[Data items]
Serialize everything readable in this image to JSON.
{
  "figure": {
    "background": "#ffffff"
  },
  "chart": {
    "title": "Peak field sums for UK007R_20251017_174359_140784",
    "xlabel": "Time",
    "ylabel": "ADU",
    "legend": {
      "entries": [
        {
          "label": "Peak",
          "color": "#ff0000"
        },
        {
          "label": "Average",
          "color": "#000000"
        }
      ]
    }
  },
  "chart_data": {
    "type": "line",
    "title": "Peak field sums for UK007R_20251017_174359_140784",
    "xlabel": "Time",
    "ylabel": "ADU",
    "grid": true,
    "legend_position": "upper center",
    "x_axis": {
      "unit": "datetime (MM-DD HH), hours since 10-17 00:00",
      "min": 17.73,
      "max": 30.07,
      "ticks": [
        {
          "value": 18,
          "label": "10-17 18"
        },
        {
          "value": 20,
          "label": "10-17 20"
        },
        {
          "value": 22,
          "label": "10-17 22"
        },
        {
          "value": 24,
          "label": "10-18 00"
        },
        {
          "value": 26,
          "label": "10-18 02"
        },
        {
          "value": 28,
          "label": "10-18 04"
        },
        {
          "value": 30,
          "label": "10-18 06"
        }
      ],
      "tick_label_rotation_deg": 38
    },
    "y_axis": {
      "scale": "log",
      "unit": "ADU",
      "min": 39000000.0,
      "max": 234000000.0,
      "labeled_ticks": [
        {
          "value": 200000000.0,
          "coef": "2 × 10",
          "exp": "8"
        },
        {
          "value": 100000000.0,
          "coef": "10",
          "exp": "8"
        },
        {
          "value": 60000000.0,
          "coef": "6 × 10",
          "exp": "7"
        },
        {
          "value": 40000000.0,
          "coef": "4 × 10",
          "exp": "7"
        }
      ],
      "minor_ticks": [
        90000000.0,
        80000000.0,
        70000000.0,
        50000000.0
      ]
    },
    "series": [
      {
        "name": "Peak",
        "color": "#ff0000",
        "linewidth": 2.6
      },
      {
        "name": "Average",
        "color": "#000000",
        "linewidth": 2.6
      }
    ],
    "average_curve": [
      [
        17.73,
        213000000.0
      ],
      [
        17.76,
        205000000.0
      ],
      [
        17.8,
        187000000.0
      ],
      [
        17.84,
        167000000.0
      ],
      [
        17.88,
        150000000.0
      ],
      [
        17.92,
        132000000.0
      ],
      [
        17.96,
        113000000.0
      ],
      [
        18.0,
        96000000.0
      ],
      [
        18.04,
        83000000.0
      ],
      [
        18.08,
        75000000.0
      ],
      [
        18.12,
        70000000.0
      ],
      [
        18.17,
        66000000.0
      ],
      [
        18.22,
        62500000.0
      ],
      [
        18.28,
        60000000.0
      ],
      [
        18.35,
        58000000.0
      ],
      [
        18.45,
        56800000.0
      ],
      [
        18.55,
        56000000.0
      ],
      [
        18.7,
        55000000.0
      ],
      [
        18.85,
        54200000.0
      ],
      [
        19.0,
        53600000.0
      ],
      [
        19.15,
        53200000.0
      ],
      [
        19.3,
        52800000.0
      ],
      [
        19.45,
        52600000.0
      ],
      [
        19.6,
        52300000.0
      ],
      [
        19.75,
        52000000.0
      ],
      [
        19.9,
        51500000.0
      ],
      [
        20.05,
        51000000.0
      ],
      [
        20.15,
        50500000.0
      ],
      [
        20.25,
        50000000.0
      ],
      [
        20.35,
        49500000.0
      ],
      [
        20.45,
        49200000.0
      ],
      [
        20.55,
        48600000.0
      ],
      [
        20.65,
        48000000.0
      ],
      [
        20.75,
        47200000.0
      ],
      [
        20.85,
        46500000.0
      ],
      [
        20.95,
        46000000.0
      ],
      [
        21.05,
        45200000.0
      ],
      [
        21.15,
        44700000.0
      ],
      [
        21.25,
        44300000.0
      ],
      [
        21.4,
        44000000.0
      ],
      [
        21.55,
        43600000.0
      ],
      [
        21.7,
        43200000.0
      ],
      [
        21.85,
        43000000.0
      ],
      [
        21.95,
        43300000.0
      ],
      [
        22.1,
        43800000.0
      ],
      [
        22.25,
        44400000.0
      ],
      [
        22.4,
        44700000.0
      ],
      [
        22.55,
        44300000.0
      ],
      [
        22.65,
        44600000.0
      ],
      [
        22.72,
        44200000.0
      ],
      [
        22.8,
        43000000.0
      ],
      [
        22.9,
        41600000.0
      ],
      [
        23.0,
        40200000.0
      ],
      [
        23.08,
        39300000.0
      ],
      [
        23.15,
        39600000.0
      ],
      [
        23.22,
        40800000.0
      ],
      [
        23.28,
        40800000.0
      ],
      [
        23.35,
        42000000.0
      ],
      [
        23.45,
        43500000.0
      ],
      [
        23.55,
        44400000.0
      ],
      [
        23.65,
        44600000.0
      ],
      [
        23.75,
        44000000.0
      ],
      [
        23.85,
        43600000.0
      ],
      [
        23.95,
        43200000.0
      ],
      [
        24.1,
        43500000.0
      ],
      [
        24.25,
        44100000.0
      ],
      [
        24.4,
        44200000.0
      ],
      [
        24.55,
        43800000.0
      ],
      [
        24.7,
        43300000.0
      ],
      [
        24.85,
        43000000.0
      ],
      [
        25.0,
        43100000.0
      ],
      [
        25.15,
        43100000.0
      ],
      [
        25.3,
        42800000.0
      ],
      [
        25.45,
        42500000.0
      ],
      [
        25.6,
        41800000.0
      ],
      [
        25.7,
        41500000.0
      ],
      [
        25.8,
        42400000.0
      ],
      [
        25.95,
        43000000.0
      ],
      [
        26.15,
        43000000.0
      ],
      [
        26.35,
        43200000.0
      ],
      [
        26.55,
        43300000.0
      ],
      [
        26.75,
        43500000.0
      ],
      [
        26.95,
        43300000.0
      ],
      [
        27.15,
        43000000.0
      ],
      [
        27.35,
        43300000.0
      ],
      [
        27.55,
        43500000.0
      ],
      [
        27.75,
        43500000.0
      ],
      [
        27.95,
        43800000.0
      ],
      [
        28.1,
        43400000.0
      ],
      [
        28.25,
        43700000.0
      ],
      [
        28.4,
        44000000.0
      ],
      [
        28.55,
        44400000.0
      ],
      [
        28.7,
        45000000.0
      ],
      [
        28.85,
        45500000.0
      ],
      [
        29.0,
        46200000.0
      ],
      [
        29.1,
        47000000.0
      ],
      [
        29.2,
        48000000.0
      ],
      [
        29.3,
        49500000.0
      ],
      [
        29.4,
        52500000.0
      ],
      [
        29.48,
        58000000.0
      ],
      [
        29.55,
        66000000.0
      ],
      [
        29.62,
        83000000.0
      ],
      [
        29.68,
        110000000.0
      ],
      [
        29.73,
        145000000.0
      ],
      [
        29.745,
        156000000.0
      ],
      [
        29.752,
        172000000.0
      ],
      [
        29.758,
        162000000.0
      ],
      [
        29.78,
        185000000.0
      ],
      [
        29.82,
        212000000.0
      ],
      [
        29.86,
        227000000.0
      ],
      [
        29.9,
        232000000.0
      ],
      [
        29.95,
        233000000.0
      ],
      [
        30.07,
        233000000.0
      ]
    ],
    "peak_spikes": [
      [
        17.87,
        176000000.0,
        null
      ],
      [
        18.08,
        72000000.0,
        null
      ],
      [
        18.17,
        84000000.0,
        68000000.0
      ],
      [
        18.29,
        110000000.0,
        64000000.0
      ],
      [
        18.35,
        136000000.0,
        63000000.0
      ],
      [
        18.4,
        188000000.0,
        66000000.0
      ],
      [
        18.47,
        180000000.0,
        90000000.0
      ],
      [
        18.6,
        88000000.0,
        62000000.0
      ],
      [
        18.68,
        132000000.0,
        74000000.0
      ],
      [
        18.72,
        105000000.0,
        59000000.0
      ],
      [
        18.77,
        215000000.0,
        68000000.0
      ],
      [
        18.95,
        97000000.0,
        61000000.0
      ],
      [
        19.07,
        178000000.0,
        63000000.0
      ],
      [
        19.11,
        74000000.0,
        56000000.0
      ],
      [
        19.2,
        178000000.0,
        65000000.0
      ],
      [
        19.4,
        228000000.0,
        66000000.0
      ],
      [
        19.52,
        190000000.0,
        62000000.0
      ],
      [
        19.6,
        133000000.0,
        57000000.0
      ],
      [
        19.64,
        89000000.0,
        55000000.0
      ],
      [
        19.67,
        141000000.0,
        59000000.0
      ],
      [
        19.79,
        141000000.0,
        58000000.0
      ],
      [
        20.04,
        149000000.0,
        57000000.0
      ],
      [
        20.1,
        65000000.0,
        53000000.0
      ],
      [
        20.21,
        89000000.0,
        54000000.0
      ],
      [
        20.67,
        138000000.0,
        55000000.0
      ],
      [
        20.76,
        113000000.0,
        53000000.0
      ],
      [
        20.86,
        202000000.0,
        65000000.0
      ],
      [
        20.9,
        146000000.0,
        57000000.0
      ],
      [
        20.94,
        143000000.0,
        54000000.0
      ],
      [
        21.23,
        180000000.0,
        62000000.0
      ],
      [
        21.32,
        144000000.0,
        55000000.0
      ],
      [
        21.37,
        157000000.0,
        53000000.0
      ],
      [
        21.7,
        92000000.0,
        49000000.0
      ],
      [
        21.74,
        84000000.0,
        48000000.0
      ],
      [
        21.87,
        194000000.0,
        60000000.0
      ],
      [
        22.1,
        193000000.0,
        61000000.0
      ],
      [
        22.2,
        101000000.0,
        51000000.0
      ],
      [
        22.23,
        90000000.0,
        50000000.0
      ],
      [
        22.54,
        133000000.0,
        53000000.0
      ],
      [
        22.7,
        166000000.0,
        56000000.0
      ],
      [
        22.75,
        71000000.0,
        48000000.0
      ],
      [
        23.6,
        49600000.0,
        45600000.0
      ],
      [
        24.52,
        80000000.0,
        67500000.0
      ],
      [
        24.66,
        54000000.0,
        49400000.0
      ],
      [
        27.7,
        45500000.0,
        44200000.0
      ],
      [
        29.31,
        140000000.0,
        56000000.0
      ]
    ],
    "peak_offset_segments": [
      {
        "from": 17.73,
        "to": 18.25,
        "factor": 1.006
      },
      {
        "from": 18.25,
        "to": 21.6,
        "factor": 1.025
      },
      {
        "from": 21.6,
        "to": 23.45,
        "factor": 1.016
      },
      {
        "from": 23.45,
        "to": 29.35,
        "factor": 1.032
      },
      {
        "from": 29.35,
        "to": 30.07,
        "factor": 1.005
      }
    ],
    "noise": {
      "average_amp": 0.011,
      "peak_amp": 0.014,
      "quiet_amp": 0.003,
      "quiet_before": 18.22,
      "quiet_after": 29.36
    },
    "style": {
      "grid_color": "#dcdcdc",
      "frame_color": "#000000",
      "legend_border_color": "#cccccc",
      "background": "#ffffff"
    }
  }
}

What is needed:
Your task is to gather all lines from the entries above that hold the word "factor".

Answer to this exercise:
        "factor": 1.006
        "factor": 1.025
        "factor": 1.016
        "factor": 1.032
        "factor": 1.005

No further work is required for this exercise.